Look through the data for the string "rozporu". Copy every line where it is found.

* START Information shown *

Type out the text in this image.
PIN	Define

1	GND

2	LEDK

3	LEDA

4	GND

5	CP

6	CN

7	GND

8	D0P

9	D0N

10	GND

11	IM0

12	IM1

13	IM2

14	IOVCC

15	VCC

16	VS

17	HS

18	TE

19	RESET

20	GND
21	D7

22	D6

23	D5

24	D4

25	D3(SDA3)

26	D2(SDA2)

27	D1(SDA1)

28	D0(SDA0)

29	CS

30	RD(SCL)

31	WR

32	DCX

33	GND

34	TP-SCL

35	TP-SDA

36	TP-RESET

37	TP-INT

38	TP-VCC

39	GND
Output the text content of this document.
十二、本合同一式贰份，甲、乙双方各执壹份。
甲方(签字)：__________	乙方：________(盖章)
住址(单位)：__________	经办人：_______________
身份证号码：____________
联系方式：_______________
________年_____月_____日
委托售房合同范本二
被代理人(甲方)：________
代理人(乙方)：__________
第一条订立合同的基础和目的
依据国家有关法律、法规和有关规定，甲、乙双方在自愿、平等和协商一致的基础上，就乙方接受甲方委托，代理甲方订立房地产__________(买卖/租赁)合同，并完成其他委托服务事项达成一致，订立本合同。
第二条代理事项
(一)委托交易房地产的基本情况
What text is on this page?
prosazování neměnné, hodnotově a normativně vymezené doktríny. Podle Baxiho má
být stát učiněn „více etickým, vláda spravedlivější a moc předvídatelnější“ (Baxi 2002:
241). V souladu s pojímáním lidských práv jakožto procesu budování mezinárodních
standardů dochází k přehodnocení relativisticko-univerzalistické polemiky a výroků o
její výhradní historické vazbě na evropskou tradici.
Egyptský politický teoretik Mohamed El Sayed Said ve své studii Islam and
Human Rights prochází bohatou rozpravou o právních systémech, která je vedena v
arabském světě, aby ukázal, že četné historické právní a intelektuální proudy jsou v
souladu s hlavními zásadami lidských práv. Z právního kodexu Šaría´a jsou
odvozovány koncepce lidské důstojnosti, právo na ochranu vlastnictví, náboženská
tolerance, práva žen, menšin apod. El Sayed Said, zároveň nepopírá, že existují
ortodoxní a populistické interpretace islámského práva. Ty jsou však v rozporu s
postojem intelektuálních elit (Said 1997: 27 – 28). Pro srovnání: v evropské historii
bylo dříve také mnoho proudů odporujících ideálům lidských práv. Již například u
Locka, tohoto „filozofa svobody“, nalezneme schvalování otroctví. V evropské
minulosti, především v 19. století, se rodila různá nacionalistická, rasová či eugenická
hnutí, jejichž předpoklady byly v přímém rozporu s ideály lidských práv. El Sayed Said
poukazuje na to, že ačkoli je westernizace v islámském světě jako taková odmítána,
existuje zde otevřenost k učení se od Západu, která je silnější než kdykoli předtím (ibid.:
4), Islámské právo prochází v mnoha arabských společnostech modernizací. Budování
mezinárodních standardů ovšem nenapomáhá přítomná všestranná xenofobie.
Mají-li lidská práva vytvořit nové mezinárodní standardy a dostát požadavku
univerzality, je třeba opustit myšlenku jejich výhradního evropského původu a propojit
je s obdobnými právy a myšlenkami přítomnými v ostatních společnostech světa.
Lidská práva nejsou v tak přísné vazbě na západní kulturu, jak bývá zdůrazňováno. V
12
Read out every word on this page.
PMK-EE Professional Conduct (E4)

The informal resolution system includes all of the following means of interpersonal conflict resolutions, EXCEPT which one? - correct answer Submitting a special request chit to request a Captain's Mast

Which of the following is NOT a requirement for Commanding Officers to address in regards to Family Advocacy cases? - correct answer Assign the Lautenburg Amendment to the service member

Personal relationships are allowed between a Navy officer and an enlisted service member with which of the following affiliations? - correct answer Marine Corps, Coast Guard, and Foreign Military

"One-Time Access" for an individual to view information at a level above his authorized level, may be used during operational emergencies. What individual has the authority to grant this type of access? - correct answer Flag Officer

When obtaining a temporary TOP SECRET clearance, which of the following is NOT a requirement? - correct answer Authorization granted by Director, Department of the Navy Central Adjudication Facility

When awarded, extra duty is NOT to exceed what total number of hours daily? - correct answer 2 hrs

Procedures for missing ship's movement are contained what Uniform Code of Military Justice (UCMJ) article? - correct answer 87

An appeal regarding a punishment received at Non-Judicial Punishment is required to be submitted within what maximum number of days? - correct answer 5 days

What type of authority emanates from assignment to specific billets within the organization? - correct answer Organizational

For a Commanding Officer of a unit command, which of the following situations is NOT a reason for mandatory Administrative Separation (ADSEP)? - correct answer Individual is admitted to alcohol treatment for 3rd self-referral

* END Information shown *

▸ **Solution to the problem**
ortodoxní a populistické interpretace islámského práva. Ty jsou však v rozporu s
hnutí, jejichž předpoklady byly v přímém rozporu s ideály lidských práv. El Sayed Said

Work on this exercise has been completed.